■ Problem description: Give the number of lines in the records below that include "arcmin". Reply with that number alone.

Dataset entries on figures
========
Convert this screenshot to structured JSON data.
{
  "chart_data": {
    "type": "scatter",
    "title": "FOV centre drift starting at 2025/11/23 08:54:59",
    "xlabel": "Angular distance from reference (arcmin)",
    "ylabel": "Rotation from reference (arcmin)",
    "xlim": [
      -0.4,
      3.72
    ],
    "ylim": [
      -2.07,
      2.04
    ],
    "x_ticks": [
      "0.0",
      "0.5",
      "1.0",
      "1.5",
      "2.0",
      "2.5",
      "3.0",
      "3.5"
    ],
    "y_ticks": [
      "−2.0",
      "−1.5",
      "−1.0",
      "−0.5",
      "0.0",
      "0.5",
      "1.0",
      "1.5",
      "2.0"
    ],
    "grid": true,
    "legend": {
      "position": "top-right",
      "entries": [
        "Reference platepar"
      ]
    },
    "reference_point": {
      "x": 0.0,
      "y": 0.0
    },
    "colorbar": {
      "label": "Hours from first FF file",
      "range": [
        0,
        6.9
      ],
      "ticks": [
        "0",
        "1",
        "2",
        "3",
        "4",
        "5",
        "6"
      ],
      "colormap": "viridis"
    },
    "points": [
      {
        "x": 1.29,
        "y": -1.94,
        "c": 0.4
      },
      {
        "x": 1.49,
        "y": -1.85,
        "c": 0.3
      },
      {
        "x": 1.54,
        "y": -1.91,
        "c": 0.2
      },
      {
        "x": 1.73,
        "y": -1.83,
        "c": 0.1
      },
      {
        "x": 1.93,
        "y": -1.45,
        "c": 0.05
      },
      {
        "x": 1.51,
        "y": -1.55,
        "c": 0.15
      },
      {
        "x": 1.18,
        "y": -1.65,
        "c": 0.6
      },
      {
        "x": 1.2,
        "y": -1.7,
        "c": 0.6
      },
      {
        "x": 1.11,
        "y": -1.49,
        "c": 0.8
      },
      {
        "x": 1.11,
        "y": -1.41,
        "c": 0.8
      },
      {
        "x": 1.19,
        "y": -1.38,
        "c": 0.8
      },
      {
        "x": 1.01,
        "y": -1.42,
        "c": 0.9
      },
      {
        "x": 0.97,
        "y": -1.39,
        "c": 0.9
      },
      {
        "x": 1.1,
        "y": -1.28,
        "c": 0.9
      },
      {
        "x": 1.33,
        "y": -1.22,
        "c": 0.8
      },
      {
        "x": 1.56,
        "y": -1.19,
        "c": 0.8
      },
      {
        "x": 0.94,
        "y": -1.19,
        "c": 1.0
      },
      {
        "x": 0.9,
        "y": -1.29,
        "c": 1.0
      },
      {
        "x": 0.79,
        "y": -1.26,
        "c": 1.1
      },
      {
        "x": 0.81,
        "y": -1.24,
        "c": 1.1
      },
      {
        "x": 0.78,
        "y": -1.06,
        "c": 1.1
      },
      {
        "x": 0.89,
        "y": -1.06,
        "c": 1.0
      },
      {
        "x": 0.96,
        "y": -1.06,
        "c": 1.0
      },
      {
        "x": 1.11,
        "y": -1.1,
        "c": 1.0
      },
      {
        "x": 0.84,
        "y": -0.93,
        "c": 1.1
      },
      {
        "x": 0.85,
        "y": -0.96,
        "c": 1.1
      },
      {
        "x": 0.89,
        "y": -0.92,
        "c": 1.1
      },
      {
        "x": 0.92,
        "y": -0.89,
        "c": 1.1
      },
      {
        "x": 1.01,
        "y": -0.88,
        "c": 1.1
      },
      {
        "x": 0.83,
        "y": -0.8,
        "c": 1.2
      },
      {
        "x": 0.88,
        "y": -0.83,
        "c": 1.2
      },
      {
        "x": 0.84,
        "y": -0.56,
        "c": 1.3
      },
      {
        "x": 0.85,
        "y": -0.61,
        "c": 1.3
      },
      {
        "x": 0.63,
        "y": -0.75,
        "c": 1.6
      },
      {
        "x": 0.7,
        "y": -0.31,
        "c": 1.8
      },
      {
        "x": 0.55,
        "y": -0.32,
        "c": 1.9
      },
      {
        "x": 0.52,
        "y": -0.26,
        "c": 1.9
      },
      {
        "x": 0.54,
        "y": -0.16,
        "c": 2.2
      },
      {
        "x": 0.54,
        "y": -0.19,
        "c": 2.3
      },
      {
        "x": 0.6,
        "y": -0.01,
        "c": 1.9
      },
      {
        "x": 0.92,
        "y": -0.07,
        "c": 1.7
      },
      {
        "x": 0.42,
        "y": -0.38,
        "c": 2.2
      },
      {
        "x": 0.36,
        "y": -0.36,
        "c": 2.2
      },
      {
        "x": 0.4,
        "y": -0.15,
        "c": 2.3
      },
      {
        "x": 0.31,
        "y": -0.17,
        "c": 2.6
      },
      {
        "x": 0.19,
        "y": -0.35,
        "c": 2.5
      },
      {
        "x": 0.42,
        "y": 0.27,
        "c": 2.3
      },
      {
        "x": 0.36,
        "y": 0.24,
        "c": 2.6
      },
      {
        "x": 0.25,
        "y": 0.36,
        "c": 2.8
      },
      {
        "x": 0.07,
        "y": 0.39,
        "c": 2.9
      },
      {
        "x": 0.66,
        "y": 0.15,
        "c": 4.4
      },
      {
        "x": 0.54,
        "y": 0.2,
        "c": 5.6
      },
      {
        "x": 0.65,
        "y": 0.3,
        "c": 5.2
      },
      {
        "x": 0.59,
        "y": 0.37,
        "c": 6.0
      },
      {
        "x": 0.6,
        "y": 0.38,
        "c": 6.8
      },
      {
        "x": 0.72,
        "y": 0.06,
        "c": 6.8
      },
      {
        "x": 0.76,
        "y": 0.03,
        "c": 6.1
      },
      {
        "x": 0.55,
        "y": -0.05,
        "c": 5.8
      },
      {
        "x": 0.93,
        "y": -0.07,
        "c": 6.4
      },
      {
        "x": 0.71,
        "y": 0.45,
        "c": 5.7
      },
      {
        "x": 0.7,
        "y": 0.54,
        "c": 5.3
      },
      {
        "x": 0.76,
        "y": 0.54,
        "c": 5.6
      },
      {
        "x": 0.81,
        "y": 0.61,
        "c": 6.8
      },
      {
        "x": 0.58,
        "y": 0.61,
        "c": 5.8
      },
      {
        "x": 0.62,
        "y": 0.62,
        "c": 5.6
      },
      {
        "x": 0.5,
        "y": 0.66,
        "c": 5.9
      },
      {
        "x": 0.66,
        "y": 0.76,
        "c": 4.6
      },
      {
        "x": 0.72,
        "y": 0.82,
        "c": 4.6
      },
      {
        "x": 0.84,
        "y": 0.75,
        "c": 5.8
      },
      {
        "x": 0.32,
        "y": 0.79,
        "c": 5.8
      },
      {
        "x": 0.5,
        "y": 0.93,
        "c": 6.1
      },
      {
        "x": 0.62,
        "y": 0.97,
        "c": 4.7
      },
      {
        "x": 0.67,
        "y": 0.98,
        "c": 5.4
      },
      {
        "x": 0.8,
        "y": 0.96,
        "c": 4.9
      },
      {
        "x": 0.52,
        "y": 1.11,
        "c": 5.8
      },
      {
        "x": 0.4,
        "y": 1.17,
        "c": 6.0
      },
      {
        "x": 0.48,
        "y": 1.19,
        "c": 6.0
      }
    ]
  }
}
========
■ Completed task: 2